Spot each line that carries the word "Verification"; copy those lines.

(Collected data entries)
-- START --

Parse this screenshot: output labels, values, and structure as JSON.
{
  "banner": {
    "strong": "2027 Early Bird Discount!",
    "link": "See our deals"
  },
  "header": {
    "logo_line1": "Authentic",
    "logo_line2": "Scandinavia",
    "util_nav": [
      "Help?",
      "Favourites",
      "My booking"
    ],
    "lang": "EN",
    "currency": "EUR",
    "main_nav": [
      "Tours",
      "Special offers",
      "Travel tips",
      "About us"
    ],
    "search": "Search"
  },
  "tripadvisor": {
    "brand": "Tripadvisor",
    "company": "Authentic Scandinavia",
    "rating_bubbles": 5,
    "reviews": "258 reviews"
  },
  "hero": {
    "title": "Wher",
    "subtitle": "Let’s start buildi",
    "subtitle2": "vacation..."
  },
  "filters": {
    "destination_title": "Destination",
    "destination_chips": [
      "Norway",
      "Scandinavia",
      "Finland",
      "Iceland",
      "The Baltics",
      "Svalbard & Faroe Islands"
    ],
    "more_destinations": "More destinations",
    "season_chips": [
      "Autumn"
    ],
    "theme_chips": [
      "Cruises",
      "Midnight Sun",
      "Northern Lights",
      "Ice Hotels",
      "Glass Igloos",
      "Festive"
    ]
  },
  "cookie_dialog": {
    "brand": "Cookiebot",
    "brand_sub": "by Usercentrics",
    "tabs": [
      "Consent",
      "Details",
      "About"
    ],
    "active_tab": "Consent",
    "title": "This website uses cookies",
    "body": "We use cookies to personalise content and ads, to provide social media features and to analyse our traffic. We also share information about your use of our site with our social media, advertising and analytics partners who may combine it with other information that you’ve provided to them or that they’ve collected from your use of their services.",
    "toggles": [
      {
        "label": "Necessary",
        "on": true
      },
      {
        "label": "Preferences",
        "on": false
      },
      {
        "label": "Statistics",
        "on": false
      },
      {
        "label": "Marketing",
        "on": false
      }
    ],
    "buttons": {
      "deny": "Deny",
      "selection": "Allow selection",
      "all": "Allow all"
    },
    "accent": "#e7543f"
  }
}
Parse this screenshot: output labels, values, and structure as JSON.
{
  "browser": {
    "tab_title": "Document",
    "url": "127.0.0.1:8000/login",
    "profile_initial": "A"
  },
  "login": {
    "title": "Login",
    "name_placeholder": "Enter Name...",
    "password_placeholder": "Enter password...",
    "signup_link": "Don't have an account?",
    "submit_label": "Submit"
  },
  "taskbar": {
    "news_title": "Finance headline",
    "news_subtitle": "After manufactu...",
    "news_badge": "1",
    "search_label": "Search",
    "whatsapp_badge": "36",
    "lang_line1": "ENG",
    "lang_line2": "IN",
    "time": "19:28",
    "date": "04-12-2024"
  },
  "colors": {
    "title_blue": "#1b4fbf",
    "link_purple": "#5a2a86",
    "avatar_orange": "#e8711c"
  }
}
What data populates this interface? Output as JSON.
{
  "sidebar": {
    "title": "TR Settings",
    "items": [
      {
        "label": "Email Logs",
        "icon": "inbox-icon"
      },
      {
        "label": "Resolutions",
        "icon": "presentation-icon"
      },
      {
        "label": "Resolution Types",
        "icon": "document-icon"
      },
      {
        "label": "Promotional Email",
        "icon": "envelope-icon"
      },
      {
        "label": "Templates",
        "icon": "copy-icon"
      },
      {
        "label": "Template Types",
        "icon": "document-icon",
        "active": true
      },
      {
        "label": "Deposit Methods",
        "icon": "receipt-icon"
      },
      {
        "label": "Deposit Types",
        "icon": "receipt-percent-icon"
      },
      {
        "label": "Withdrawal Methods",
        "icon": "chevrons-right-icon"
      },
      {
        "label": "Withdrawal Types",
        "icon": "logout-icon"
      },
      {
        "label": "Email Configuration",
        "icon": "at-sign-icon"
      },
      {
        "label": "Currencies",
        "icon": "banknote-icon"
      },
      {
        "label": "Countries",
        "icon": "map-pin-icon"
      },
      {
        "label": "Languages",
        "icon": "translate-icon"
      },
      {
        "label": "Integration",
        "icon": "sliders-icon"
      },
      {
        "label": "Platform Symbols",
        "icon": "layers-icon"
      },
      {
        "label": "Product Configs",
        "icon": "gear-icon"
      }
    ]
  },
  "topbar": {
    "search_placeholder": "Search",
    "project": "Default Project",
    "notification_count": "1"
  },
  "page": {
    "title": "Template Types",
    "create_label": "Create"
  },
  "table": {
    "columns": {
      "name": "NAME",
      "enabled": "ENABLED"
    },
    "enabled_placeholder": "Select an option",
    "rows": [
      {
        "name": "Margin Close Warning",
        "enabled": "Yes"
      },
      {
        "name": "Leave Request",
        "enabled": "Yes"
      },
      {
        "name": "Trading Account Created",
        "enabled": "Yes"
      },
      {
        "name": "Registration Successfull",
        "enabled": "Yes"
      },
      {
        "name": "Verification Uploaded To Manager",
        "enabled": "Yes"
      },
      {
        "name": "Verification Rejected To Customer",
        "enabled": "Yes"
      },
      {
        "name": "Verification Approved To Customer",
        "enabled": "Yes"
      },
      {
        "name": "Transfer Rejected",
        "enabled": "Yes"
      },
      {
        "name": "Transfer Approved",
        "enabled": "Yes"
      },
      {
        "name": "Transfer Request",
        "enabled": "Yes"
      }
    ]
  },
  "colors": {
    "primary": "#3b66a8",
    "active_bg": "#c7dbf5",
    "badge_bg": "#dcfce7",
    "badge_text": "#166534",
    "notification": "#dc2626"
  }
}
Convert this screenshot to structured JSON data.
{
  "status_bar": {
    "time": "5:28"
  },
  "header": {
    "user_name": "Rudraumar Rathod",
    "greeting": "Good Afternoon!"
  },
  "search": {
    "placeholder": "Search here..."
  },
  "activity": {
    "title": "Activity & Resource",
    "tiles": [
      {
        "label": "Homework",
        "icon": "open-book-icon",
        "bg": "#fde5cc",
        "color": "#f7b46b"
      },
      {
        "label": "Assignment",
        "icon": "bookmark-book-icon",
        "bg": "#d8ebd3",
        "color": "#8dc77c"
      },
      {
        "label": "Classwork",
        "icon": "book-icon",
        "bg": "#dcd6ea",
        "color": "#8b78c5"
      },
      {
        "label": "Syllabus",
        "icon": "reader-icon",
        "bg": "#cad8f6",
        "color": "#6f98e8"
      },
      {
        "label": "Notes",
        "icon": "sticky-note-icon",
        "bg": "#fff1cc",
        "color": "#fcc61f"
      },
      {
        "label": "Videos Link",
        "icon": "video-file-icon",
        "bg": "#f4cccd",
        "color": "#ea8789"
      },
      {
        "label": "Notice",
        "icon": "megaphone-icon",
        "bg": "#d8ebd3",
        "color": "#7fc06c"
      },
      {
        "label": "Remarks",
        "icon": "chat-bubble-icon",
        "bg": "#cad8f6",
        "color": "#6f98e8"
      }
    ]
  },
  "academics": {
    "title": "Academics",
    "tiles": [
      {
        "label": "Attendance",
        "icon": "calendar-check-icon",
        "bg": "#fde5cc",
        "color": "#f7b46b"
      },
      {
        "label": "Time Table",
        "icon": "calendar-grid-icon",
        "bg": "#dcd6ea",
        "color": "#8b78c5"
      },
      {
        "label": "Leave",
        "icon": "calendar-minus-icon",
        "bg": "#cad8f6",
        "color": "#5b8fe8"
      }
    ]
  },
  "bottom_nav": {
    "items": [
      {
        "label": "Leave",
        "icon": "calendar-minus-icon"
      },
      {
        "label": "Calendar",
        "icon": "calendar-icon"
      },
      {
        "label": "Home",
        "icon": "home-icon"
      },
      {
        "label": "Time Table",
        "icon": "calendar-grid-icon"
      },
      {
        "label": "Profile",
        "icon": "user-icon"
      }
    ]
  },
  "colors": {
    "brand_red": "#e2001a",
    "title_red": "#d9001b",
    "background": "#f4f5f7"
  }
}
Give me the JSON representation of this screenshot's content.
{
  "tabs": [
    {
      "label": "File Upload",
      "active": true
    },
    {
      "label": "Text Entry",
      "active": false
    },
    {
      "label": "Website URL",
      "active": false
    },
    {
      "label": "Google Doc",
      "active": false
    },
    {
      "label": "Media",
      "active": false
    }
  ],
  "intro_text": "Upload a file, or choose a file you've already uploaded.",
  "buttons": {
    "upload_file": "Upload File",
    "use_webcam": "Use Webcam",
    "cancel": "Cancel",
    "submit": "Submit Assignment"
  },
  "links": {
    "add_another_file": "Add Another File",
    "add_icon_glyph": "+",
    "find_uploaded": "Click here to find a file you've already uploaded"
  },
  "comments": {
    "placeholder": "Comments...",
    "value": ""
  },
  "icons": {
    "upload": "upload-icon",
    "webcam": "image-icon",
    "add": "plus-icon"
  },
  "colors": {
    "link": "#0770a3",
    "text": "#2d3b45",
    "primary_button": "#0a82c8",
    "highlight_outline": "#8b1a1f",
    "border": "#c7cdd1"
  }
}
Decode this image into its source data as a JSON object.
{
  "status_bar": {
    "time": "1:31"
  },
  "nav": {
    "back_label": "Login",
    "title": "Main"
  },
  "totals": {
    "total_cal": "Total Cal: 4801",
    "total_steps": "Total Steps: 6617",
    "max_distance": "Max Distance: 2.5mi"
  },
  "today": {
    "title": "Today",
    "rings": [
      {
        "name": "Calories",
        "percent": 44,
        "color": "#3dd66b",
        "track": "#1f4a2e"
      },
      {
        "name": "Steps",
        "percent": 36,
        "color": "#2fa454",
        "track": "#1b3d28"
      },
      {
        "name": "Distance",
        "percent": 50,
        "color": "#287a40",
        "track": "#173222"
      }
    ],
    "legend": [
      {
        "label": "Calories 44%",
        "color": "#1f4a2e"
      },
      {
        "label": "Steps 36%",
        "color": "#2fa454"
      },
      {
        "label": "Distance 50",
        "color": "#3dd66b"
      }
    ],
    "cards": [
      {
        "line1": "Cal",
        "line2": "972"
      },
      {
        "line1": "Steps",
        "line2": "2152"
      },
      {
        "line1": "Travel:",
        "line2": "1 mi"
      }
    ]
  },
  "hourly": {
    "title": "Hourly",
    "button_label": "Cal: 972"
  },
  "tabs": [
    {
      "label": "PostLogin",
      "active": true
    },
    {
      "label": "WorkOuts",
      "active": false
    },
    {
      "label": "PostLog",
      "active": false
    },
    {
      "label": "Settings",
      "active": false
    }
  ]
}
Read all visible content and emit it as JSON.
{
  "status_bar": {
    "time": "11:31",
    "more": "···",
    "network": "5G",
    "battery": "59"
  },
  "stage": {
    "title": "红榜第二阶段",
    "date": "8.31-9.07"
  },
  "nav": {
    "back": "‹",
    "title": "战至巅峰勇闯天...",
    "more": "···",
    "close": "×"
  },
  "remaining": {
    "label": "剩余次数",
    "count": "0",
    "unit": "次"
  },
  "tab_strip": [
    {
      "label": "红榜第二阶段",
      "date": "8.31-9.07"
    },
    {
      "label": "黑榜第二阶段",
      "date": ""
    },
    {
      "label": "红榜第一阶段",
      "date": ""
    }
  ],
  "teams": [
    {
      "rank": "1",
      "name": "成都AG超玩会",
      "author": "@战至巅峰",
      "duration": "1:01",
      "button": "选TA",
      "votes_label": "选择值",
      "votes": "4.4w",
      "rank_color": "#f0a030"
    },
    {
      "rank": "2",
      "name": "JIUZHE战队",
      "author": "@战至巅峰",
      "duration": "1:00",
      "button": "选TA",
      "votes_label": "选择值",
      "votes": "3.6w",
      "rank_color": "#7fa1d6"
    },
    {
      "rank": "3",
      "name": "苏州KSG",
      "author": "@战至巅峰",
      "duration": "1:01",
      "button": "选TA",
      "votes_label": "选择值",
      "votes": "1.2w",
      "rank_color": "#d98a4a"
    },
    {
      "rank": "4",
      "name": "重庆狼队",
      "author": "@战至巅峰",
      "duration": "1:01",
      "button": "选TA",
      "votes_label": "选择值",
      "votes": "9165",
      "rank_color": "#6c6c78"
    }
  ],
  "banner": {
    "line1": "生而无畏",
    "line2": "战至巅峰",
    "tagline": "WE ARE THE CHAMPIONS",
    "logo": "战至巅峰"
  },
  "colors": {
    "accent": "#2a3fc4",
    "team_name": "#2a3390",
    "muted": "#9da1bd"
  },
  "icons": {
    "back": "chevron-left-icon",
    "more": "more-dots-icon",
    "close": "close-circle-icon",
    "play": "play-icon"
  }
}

-- END --

* **Output for this task**
        "name": "Verification Uploaded To Manager",
        "name": "Verification Rejected To Customer",
        "name": "Verification Approved To Customer",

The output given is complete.